**MATERIAL PROVIDED**
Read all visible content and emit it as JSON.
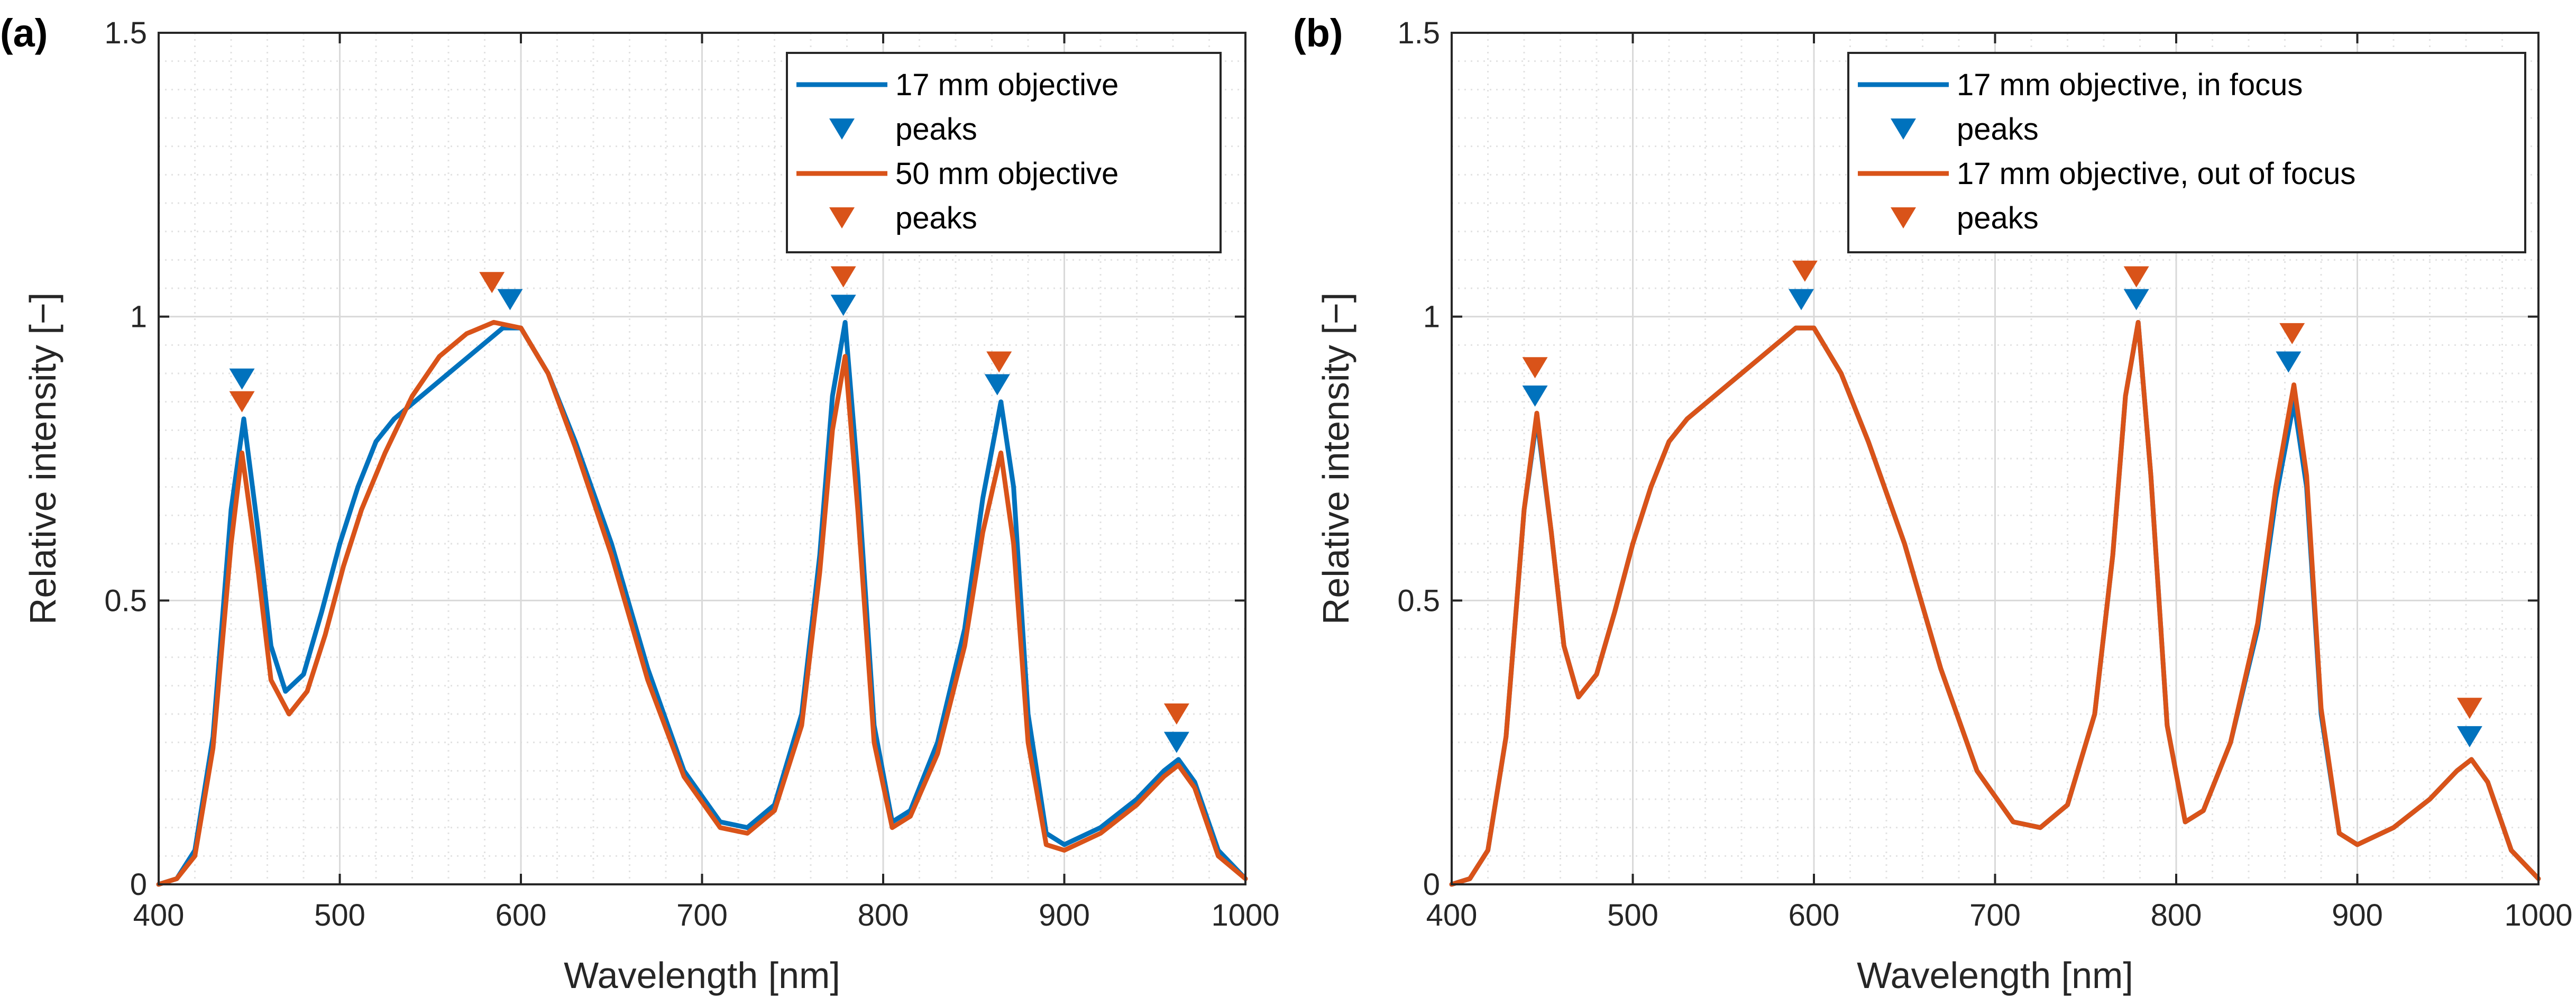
{
  "colors": {
    "blue": "#0072BD",
    "orange": "#D95319",
    "grid": "#d9d9d9",
    "axis": "#262626"
  },
  "chart_data": [
    {
      "type": "line",
      "panel_label": "(a)",
      "xlabel": "Wavelength [nm]",
      "ylabel": "Relative intensity [−]",
      "xlim": [
        400,
        1000
      ],
      "ylim": [
        0,
        1.5
      ],
      "xticks": [
        400,
        500,
        600,
        700,
        800,
        900,
        1000
      ],
      "xtick_labels": [
        "400",
        "500",
        "600",
        "700",
        "800",
        "900",
        "1000"
      ],
      "yticks": [
        0,
        0.5,
        1,
        1.5
      ],
      "ytick_labels": [
        "0",
        "0.5",
        "1",
        "1.5"
      ],
      "grid": true,
      "legend_position": "top-right",
      "legend": [
        "17 mm objective",
        "peaks",
        "50 mm objective",
        "peaks"
      ],
      "series": [
        {
          "name": "17 mm objective",
          "color": "blue",
          "x": [
            400,
            410,
            420,
            430,
            440,
            447,
            455,
            462,
            470,
            480,
            490,
            500,
            510,
            520,
            530,
            545,
            560,
            575,
            590,
            600,
            615,
            630,
            650,
            670,
            690,
            710,
            725,
            740,
            755,
            765,
            772,
            779,
            786,
            795,
            805,
            815,
            830,
            845,
            855,
            865,
            872,
            880,
            890,
            900,
            920,
            940,
            955,
            963,
            972,
            985,
            1000
          ],
          "y": [
            0.0,
            0.01,
            0.06,
            0.26,
            0.66,
            0.82,
            0.62,
            0.42,
            0.34,
            0.37,
            0.48,
            0.6,
            0.7,
            0.78,
            0.82,
            0.86,
            0.9,
            0.94,
            0.98,
            0.98,
            0.9,
            0.78,
            0.6,
            0.38,
            0.2,
            0.11,
            0.1,
            0.14,
            0.3,
            0.58,
            0.86,
            0.99,
            0.72,
            0.28,
            0.11,
            0.13,
            0.25,
            0.45,
            0.68,
            0.85,
            0.7,
            0.3,
            0.09,
            0.07,
            0.1,
            0.15,
            0.2,
            0.22,
            0.18,
            0.06,
            0.01
          ]
        },
        {
          "name": "50 mm objective",
          "color": "orange",
          "x": [
            400,
            410,
            420,
            430,
            440,
            446,
            455,
            462,
            472,
            482,
            492,
            502,
            512,
            525,
            540,
            555,
            570,
            585,
            600,
            615,
            630,
            650,
            670,
            690,
            710,
            725,
            740,
            755,
            765,
            772,
            779,
            786,
            795,
            805,
            815,
            830,
            845,
            855,
            865,
            872,
            880,
            890,
            900,
            920,
            940,
            955,
            963,
            972,
            985,
            1000
          ],
          "y": [
            0.0,
            0.01,
            0.05,
            0.24,
            0.6,
            0.76,
            0.55,
            0.36,
            0.3,
            0.34,
            0.44,
            0.56,
            0.66,
            0.76,
            0.86,
            0.93,
            0.97,
            0.99,
            0.98,
            0.9,
            0.77,
            0.58,
            0.36,
            0.19,
            0.1,
            0.09,
            0.13,
            0.28,
            0.55,
            0.8,
            0.93,
            0.66,
            0.25,
            0.1,
            0.12,
            0.23,
            0.42,
            0.62,
            0.76,
            0.6,
            0.25,
            0.07,
            0.06,
            0.09,
            0.14,
            0.19,
            0.21,
            0.17,
            0.05,
            0.01
          ]
        }
      ],
      "peaks": [
        {
          "name": "peaks",
          "color": "blue",
          "x": [
            446,
            594,
            778,
            863,
            962
          ],
          "y": [
            0.89,
            1.03,
            1.02,
            0.88,
            0.25
          ]
        },
        {
          "name": "peaks",
          "color": "orange",
          "x": [
            446,
            584,
            778,
            864,
            962
          ],
          "y": [
            0.85,
            1.06,
            1.07,
            0.92,
            0.3
          ]
        }
      ]
    },
    {
      "type": "line",
      "panel_label": "(b)",
      "xlabel": "Wavelength [nm]",
      "ylabel": "Relative intensity [−]",
      "xlim": [
        400,
        1000
      ],
      "ylim": [
        0,
        1.5
      ],
      "xticks": [
        400,
        500,
        600,
        700,
        800,
        900,
        1000
      ],
      "xtick_labels": [
        "400",
        "500",
        "600",
        "700",
        "800",
        "900",
        "1000"
      ],
      "yticks": [
        0,
        0.5,
        1,
        1.5
      ],
      "ytick_labels": [
        "0",
        "0.5",
        "1",
        "1.5"
      ],
      "grid": true,
      "legend_position": "top-right",
      "legend": [
        "17 mm objective, in focus",
        "peaks",
        "17 mm objective, out of focus",
        "peaks"
      ],
      "series": [
        {
          "name": "17 mm objective, in focus",
          "color": "blue",
          "x": [
            400,
            410,
            420,
            430,
            440,
            447,
            455,
            462,
            470,
            480,
            490,
            500,
            510,
            520,
            530,
            545,
            560,
            575,
            590,
            600,
            615,
            630,
            650,
            670,
            690,
            710,
            725,
            740,
            755,
            765,
            772,
            779,
            786,
            795,
            805,
            815,
            830,
            845,
            855,
            865,
            872,
            880,
            890,
            900,
            920,
            940,
            955,
            963,
            972,
            985,
            1000
          ],
          "y": [
            0.0,
            0.01,
            0.06,
            0.26,
            0.66,
            0.82,
            0.62,
            0.42,
            0.33,
            0.37,
            0.48,
            0.6,
            0.7,
            0.78,
            0.82,
            0.86,
            0.9,
            0.94,
            0.98,
            0.98,
            0.9,
            0.78,
            0.6,
            0.38,
            0.2,
            0.11,
            0.1,
            0.14,
            0.3,
            0.58,
            0.86,
            0.99,
            0.72,
            0.28,
            0.11,
            0.13,
            0.25,
            0.45,
            0.68,
            0.85,
            0.7,
            0.3,
            0.09,
            0.07,
            0.1,
            0.15,
            0.2,
            0.22,
            0.18,
            0.06,
            0.01
          ]
        },
        {
          "name": "17 mm objective, out of focus",
          "color": "orange",
          "x": [
            400,
            410,
            420,
            430,
            440,
            447,
            455,
            462,
            470,
            480,
            490,
            500,
            510,
            520,
            530,
            545,
            560,
            575,
            590,
            600,
            615,
            630,
            650,
            670,
            690,
            710,
            725,
            740,
            755,
            765,
            772,
            779,
            786,
            795,
            805,
            815,
            830,
            845,
            855,
            865,
            872,
            880,
            890,
            900,
            920,
            940,
            955,
            963,
            972,
            985,
            1000
          ],
          "y": [
            0.0,
            0.01,
            0.06,
            0.26,
            0.66,
            0.83,
            0.62,
            0.42,
            0.33,
            0.37,
            0.48,
            0.6,
            0.7,
            0.78,
            0.82,
            0.86,
            0.9,
            0.94,
            0.98,
            0.98,
            0.9,
            0.78,
            0.6,
            0.38,
            0.2,
            0.11,
            0.1,
            0.14,
            0.3,
            0.58,
            0.86,
            0.99,
            0.72,
            0.28,
            0.11,
            0.13,
            0.25,
            0.46,
            0.7,
            0.88,
            0.72,
            0.31,
            0.09,
            0.07,
            0.1,
            0.15,
            0.2,
            0.22,
            0.18,
            0.06,
            0.01
          ]
        }
      ],
      "peaks": [
        {
          "name": "peaks",
          "color": "blue",
          "x": [
            446,
            593,
            778,
            862,
            962
          ],
          "y": [
            0.86,
            1.03,
            1.03,
            0.92,
            0.26
          ]
        },
        {
          "name": "peaks",
          "color": "orange",
          "x": [
            446,
            595,
            778,
            864,
            962
          ],
          "y": [
            0.91,
            1.08,
            1.07,
            0.97,
            0.31
          ]
        }
      ]
    }
  ]
}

**REQUIREMENTS**
Gather all lines of the records that include the word "focus".

**OUTPUT OF THE TASK**
        "17 mm objective, in focus",
        "17 mm objective, out of focus",
          "name": "17 mm objective, in focus",
          "name": "17 mm objective, out of focus",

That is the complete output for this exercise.